TASK PROMPT:
Quote the records below in full, exactly as given, with the images taken out.

GIVEN INFORMATION:
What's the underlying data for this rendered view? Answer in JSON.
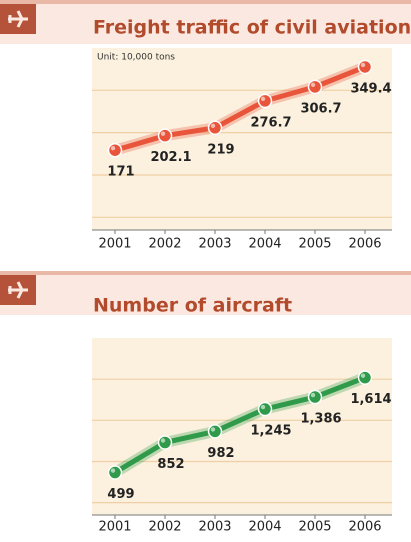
{
  "chart_data": [
    {
      "type": "line",
      "title": "Freight traffic of civil aviation",
      "subtitle": "Unit: 10,000 tons",
      "categories": [
        "2001",
        "2002",
        "2003",
        "2004",
        "2005",
        "2006"
      ],
      "values": [
        171,
        202.1,
        219,
        276.7,
        306.7,
        349.4
      ],
      "color": "#e8553a",
      "ylim": [
        0,
        390
      ],
      "grid": true
    },
    {
      "type": "line",
      "title": "Number of aircraft",
      "categories": [
        "2001",
        "2002",
        "2003",
        "2004",
        "2005",
        "2006"
      ],
      "values": [
        499,
        852,
        982,
        1245,
        1386,
        1614
      ],
      "value_labels": [
        "499",
        "852",
        "982",
        "1,245",
        "1,386",
        "1,614"
      ],
      "color": "#2e9a4a",
      "ylim": [
        0,
        2080
      ],
      "grid": true
    }
  ]
}
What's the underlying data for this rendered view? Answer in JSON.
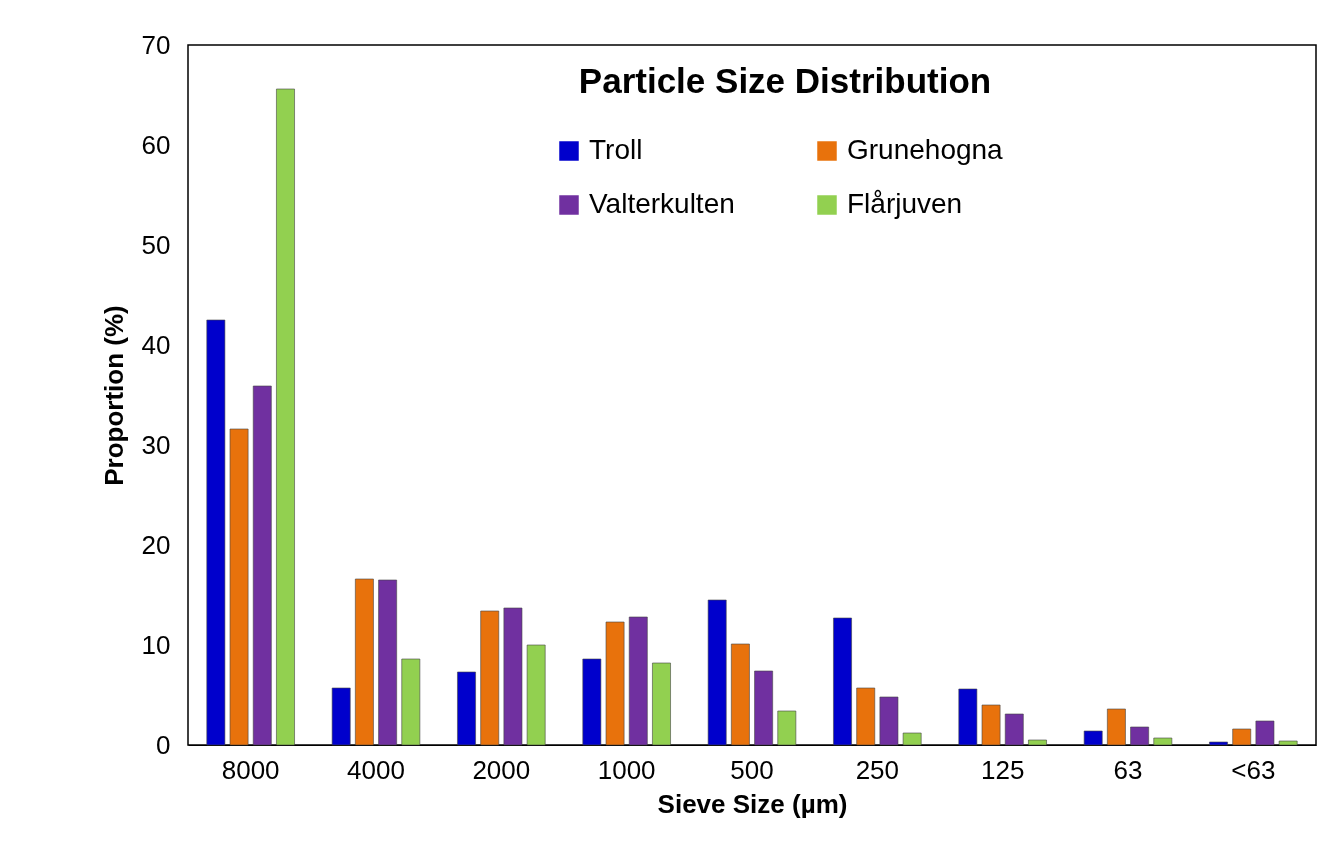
{
  "chart_data": {
    "type": "bar",
    "title": "Particle Size Distribution",
    "xlabel": "Sieve Size (µm)",
    "ylabel": "Proportion (%)",
    "categories": [
      "8000",
      "4000",
      "2000",
      "1000",
      "500",
      "250",
      "125",
      "63",
      "<63"
    ],
    "series": [
      {
        "name": "Troll",
        "color": "#0000cc",
        "values": [
          42.5,
          5.7,
          7.3,
          8.6,
          14.5,
          12.7,
          5.6,
          1.4,
          0.3
        ]
      },
      {
        "name": "Grunehogna",
        "color": "#e8720c",
        "values": [
          31.6,
          16.6,
          13.4,
          12.3,
          10.1,
          5.7,
          4.0,
          3.6,
          1.6
        ]
      },
      {
        "name": "Valterkulten",
        "color": "#7030a0",
        "values": [
          35.9,
          16.5,
          13.7,
          12.8,
          7.4,
          4.8,
          3.1,
          1.8,
          2.4
        ]
      },
      {
        "name": "Flårjuven",
        "color": "#92d050",
        "values": [
          65.6,
          8.6,
          10.0,
          8.2,
          3.4,
          1.2,
          0.5,
          0.7,
          0.4
        ]
      }
    ],
    "ylim": [
      0,
      70
    ],
    "yticks": [
      0,
      10,
      20,
      30,
      40,
      50,
      60,
      70
    ],
    "grid": false,
    "legend": "top right"
  }
}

THE RESPONSE:
What's the underlying data for this rendered view? Answer in JSON.
{
  "chart_data": [
    {
      "type": "line",
      "title": "Freight traffic of civil aviation",
      "subtitle": "Unit: 10,000 tons",
      "categories": [
        "2001",
        "2002",
        "2003",
        "2004",
        "2005",
        "2006"
      ],
      "values": [
        171,
        202.1,
        219,
        276.7,
        306.7,
        349.4
      ],
      "color": "#e8553a",
      "ylim": [
        0,
        390
      ],
      "grid": true
    },
    {
      "type": "line",
      "title": "Number of aircraft",
      "categories": [
        "2001",
        "2002",
        "2003",
        "2004",
        "2005",
        "2006"
      ],
      "values": [
        499,
        852,
        982,
        1245,
        1386,
        1614
      ],
      "value_labels": [
        "499",
        "852",
        "982",
        "1,245",
        "1,386",
        "1,614"
      ],
      "color": "#2e9a4a",
      "ylim": [
        0,
        2080
      ],
      "grid": true
    }
  ]
}
What's the underlying data for this rendered view? Answer in JSON.
{
  "chart_data": {
    "type": "bar",
    "title": "Particle Size Distribution",
    "xlabel": "Sieve Size (µm)",
    "ylabel": "Proportion (%)",
    "categories": [
      "8000",
      "4000",
      "2000",
      "1000",
      "500",
      "250",
      "125",
      "63",
      "<63"
    ],
    "series": [
      {
        "name": "Troll",
        "color": "#0000cc",
        "values": [
          42.5,
          5.7,
          7.3,
          8.6,
          14.5,
          12.7,
          5.6,
          1.4,
          0.3
        ]
      },
      {
        "name": "Grunehogna",
        "color": "#e8720c",
        "values": [
          31.6,
          16.6,
          13.4,
          12.3,
          10.1,
          5.7,
          4.0,
          3.6,
          1.6
        ]
      },
      {
        "name": "Valterkulten",
        "color": "#7030a0",
        "values": [
          35.9,
          16.5,
          13.7,
          12.8,
          7.4,
          4.8,
          3.1,
          1.8,
          2.4
        ]
      },
      {
        "name": "Flårjuven",
        "color": "#92d050",
        "values": [
          65.6,
          8.6,
          10.0,
          8.2,
          3.4,
          1.2,
          0.5,
          0.7,
          0.4
        ]
      }
    ],
    "ylim": [
      0,
      70
    ],
    "yticks": [
      0,
      10,
      20,
      30,
      40,
      50,
      60,
      70
    ],
    "grid": false,
    "legend": "top right"
  }
}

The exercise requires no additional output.